(What is expected)
Each line below should be retyped exactly, with no pictures.

(Supplied data)
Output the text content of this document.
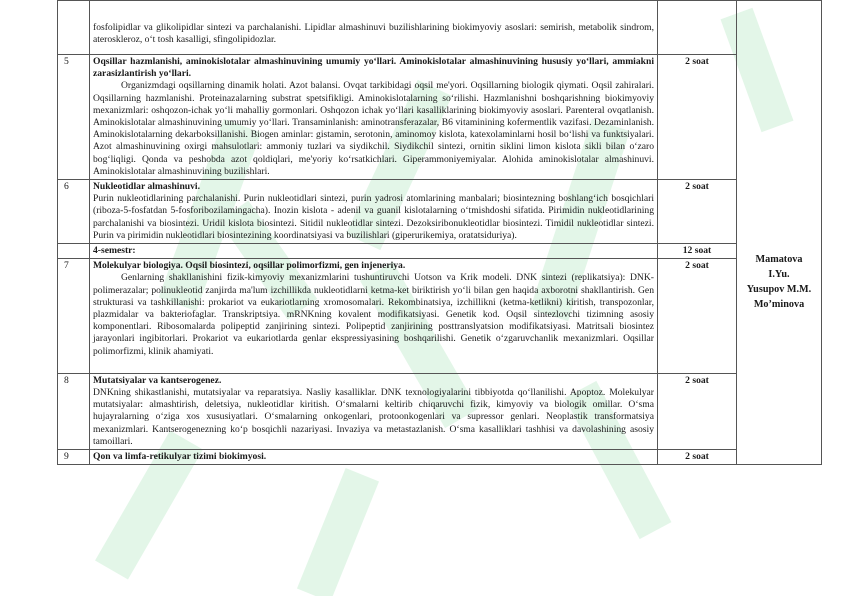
	fosfolipidlar va glikolipidlar sintezi va parchalanishi. Lipidlar almashinuvi buzilishlarining biokimyoviy asoslari: semirish, metabolik sindrom, ateroskleroz, o‘t tosh kasalligi, sfingolipidozlar.		Mamatova
I.Yu.
Yusupov M.M.
Mo’minova

5	Oqsillar hazmlanishi, aminokislotalar almashinuvining umumiy yo‘llari. Aminokislotalar almashinuvining hususiy yo‘llari, ammiakni zarasizlantirish yo‘llari.

Organizmdagi oqsillarning dinamik holati. Azot balansi. Ovqat tarkibidagi oqsil me'yori. Oqsillarning biologik qiymati. Oqsil zahiralari. Oqsillarning hazmlanishi. Proteinazalarning substrat spetsifikligi. Aminokislotalarning so‘rilishi. Hazmlanishni boshqarishning biokimyoviy mexanizmlari: oshqozon-ichak yo‘li mahalliy gormonlari. Oshqozon ichak yo‘llari kasalliklarining biokimyoviy asoslari. Parenteral ovqatlanish. Aminokislotalar almashinuvining umumiy yo‘llari. Transaminlanish: aminotransferazalar, B6 vitaminining kofermentlik vazifasi. Dezaminlanish. Aminokislotalarning dekarboksillanishi. Biogen aminlar: gistamin, serotonin, aminomoy kislota, katexolaminlarni hosil bo‘lishi va funktsiyalari. Azot almashinuvining oxirgi mahsulotlari: ammoniy tuzlari va siydikchil. Siydikchil sintezi, ornitin siklini limon kislota sikli bilan o‘zaro bog‘liqligi. Qonda va peshobda azot qoldiqlari, me'yoriy ko‘rsatkichlari. Giperammoniyemiyalar. Alohida aminokislotalar almashinuvi. Aminokislotalar almashinuvining buzilishlari.	2 soat	
6	Nukleotidlar almashinuvi.

Purin nukleotidlarining parchalanishi. Purin nukleotidlari sintezi, purin yadrosi atomlarining manbalari; biosintezning boshlang‘ich bosqichlari (riboza-5-fosfatdan 5-fosforibozilamingacha). Inozin kislota - adenil va guanil kislotalarning o‘tmishdoshi sifatida. Pirimidin nukleotidlarining parchalanishi va biosintezi. Uridil kislota biosintezi. Sitidil nukleotidlar sintezi. Dezoksiribonukleotidlar biosintezi. Timidil nukleotidlar sintezi. Purin va pirimidin nukleotidlari biosintezining koordinatsiyasi va buzilishlari (giperurikemiya, oratatsiduriya).	2 soat	
	4-semestr:	12 soat	
7	Molekulyar biologiya. Oqsil biosintezi, oqsillar polimorfizmi, gen injeneriya.

Genlarning shakllanishini fizik-kimyoviy mexanizmlarini tushuntiruvchi Uotson va Krik modeli. DNK sintezi (replikatsiya): DNK-polimerazalar; polinukleotid zanjirda ma'lum izchillikda nukleotidlarni ketma-ket biriktirish yo‘li bilan gen haqida axborotni shakllantirish. Gen strukturasi va tashkillanishi: prokariot va eukariotlarning xromosomalari. Rekombinatsiya, izchillikni (ketma-ketlikni) kiritish, transpozonlar, plazmidalar va bakteriofaglar. Transkriptsiya. mRNKning kovalent modifikatsiyasi. Genetik kod. Oqsil sintezlovchi tizimning asosiy komponentlari. Ribosomalarda polipeptid zanjirining sintezi. Polipeptid zanjirining posttranslyatsion modifikatsiyasi. Matritsali biosintez jarayonlari ingibitorlari. Prokariot va eukariotlarda genlar ekspressiyasining boshqarilishi. Genetik o‘zgaruvchanlik mexanizmlari. Oqsillar polimorfizmi, klinik ahamiyati.	2 soat	
8	Mutatsiyalar va kantserogenez.

DNKning shikastlanishi, mutatsiyalar va reparatsiya. Nasliy kasalliklar. DNK texnologiyalarini tibbiyotda qo‘llanilishi. Apoptoz. Molekulyar mutatsiyalar: almashtirish, deletsiya, nukleotidlar kiritish. O‘smalarni keltirib chiqaruvchi fizik, kimyoviy va biologik omillar. O‘sma hujayralarning o‘ziga xos xususiyatlari. O‘smalarning onkogenlari, protoonkogenlari va supressor genlari. Neoplastik transformatsiya mexanizmlari. Kantserogenezning ko‘p bosqichli nazariyasi. Invaziya va metastazlanish. O‘sma kasalliklari tashhisi va davolashining asosiy tamoillari.	2 soat	
9	Qon va limfa-retikulyar tizimi biokimyosi.	2 soat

(Answer for the task)
Output the text content of this document.
	fosfolipidlar va glikolipidlar sintezi va parchalanishi. Lipidlar almashinuvi buzilishlarining biokimyoviy asoslari: semirish, metabolik sindrom, ateroskleroz, o‘t tosh kasalligi, sfingolipidozlar.		Mamatova
I.Yu.
Yusupov M.M.
Mo’minova

5	Oqsillar hazmlanishi, aminokislotalar almashinuvining umumiy yo‘llari. Aminokislotalar almashinuvining hususiy yo‘llari, ammiakni zarasizlantirish yo‘llari.

Organizmdagi oqsillarning dinamik holati. Azot balansi. Ovqat tarkibidagi oqsil me'yori. Oqsillarning biologik qiymati. Oqsil zahiralari. Oqsillarning hazmlanishi. Proteinazalarning substrat spetsifikligi. Aminokislotalarning so‘rilishi. Hazmlanishni boshqarishning biokimyoviy mexanizmlari: oshqozon-ichak yo‘li mahalliy gormonlari. Oshqozon ichak yo‘llari kasalliklarining biokimyoviy asoslari. Parenteral ovqatlanish. Aminokislotalar almashinuvining umumiy yo‘llari. Transaminlanish: aminotransferazalar, B6 vitaminining kofermentlik vazifasi. Dezaminlanish. Aminokislotalarning dekarboksillanishi. Biogen aminlar: gistamin, serotonin, aminomoy kislota, katexolaminlarni hosil bo‘lishi va funktsiyalari. Azot almashinuvining oxirgi mahsulotlari: ammoniy tuzlari va siydikchil. Siydikchil sintezi, ornitin siklini limon kislota sikli bilan o‘zaro bog‘liqligi. Qonda va peshobda azot qoldiqlari, me'yoriy ko‘rsatkichlari. Giperammoniyemiyalar. Alohida aminokislotalar almashinuvi. Aminokislotalar almashinuvining buzilishlari.	2 soat	
6	Nukleotidlar almashinuvi.

Purin nukleotidlarining parchalanishi. Purin nukleotidlari sintezi, purin yadrosi atomlarining manbalari; biosintezning boshlang‘ich bosqichlari (riboza-5-fosfatdan 5-fosforibozilamingacha). Inozin kislota - adenil va guanil kislotalarning o‘tmishdoshi sifatida. Pirimidin nukleotidlarining parchalanishi va biosintezi. Uridil kislota biosintezi. Sitidil nukleotidlar sintezi. Dezoksiribonukleotidlar biosintezi. Timidil nukleotidlar sintezi. Purin va pirimidin nukleotidlari biosintezining koordinatsiyasi va buzilishlari (giperurikemiya, oratatsiduriya).	2 soat	
	4-semestr:	12 soat	
7	Molekulyar biologiya. Oqsil biosintezi, oqsillar polimorfizmi, gen injeneriya.

Genlarning shakllanishini fizik-kimyoviy mexanizmlarini tushuntiruvchi Uotson va Krik modeli. DNK sintezi (replikatsiya): DNK-polimerazalar; polinukleotid zanjirda ma'lum izchillikda nukleotidlarni ketma-ket biriktirish yo‘li bilan gen haqida axborotni shakllantirish. Gen strukturasi va tashkillanishi: prokariot va eukariotlarning xromosomalari. Rekombinatsiya, izchillikni (ketma-ketlikni) kiritish, transpozonlar, plazmidalar va bakteriofaglar. Transkriptsiya. mRNKning kovalent modifikatsiyasi. Genetik kod. Oqsil sintezlovchi tizimning asosiy komponentlari. Ribosomalarda polipeptid zanjirining sintezi. Polipeptid zanjirining posttranslyatsion modifikatsiyasi. Matritsali biosintez jarayonlari ingibitorlari. Prokariot va eukariotlarda genlar ekspressiyasining boshqarilishi. Genetik o‘zgaruvchanlik mexanizmlari. Oqsillar polimorfizmi, klinik ahamiyati.	2 soat	
8	Mutatsiyalar va kantserogenez.

DNKning shikastlanishi, mutatsiyalar va reparatsiya. Nasliy kasalliklar. DNK texnologiyalarini tibbiyotda qo‘llanilishi. Apoptoz. Molekulyar mutatsiyalar: almashtirish, deletsiya, nukleotidlar kiritish. O‘smalarni keltirib chiqaruvchi fizik, kimyoviy va biologik omillar. O‘sma hujayralarning o‘ziga xos xususiyatlari. O‘smalarning onkogenlari, protoonkogenlari va supressor genlari. Neoplastik transformatsiya mexanizmlari. Kantserogenezning ko‘p bosqichli nazariyasi. Invaziya va metastazlanish. O‘sma kasalliklari tashhisi va davolashining asosiy tamoillari.	2 soat	
9	Qon va limfa-retikulyar tizimi biokimyosi.	2 soat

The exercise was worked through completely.